===== RECORDS FOR THE TASK =====
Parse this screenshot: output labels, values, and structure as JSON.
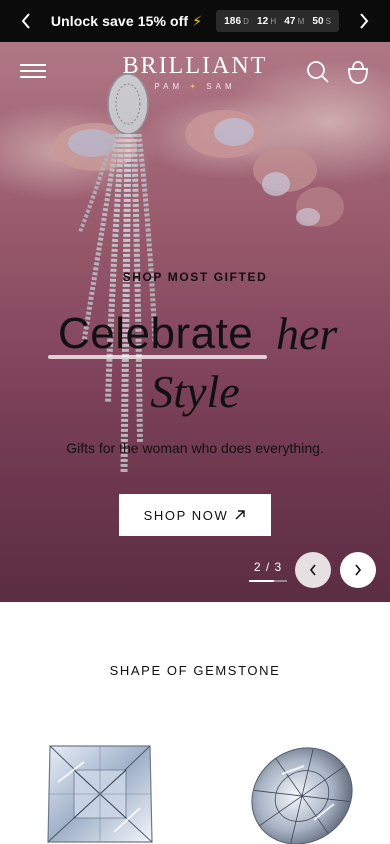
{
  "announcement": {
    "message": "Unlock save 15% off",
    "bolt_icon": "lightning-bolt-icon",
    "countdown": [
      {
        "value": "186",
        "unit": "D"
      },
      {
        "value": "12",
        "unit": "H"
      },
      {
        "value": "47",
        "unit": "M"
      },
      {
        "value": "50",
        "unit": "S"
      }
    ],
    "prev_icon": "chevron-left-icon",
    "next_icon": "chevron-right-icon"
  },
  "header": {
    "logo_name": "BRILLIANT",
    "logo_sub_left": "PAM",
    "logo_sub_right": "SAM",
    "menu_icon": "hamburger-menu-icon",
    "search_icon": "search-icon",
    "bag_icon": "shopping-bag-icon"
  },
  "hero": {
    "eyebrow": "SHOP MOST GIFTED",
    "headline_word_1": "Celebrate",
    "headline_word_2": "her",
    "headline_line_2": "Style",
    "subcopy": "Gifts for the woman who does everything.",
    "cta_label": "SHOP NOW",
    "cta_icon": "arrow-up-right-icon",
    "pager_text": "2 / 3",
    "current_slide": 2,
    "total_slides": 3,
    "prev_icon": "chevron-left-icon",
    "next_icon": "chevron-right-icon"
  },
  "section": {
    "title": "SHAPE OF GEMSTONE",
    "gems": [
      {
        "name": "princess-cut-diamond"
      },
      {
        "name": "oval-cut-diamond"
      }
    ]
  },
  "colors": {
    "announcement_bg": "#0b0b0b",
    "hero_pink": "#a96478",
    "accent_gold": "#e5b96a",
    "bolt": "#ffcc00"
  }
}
=====
* [YOUR GOAL]:
State how many lines of the records above contain "bolt", with no words besides the number.

* [FULL ANSWER]:
2